— WHAT TO PRODUCE —
Quote the whole listing word for word. Do not include the pictures.

— GIVEN INFORMATION —
>>

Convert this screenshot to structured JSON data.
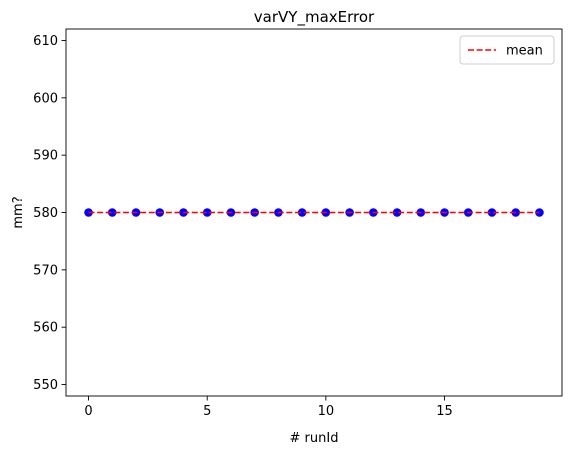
{
  "chart_data": {
    "type": "scatter",
    "title": "varVY_maxError",
    "xlabel": "# runId",
    "ylabel": "mm?",
    "xlim": [
      -0.95,
      19.95
    ],
    "ylim": [
      548,
      612
    ],
    "x_ticks": [
      0,
      5,
      10,
      15
    ],
    "y_ticks": [
      550,
      560,
      570,
      580,
      590,
      600,
      610
    ],
    "grid": false,
    "legend_position": "top-right",
    "series": [
      {
        "type": "scatter",
        "color": "#0000ff",
        "x": [
          0,
          1,
          2,
          3,
          4,
          5,
          6,
          7,
          8,
          9,
          10,
          11,
          12,
          13,
          14,
          15,
          16,
          17,
          18,
          19
        ],
        "y": [
          580,
          580,
          580,
          580,
          580,
          580,
          580,
          580,
          580,
          580,
          580,
          580,
          580,
          580,
          580,
          580,
          580,
          580,
          580,
          580
        ]
      },
      {
        "type": "line",
        "name": "mean",
        "style": "dashed",
        "color": "#ff0000",
        "x": [
          0,
          19
        ],
        "y": [
          580,
          580
        ]
      }
    ]
  }
}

<<

— OUTPUT FOR THIS TASK —
Convert this screenshot to structured JSON data.
{
  "chart_data": {
    "type": "scatter",
    "title": "varVY_maxError",
    "xlabel": "# runId",
    "ylabel": "mm?",
    "xlim": [
      -0.95,
      19.95
    ],
    "ylim": [
      548,
      612
    ],
    "x_ticks": [
      0,
      5,
      10,
      15
    ],
    "y_ticks": [
      550,
      560,
      570,
      580,
      590,
      600,
      610
    ],
    "grid": false,
    "legend_position": "top-right",
    "series": [
      {
        "type": "scatter",
        "color": "#0000ff",
        "x": [
          0,
          1,
          2,
          3,
          4,
          5,
          6,
          7,
          8,
          9,
          10,
          11,
          12,
          13,
          14,
          15,
          16,
          17,
          18,
          19
        ],
        "y": [
          580,
          580,
          580,
          580,
          580,
          580,
          580,
          580,
          580,
          580,
          580,
          580,
          580,
          580,
          580,
          580,
          580,
          580,
          580,
          580
        ]
      },
      {
        "type": "line",
        "name": "mean",
        "style": "dashed",
        "color": "#ff0000",
        "x": [
          0,
          19
        ],
        "y": [
          580,
          580
        ]
      }
    ]
  }
}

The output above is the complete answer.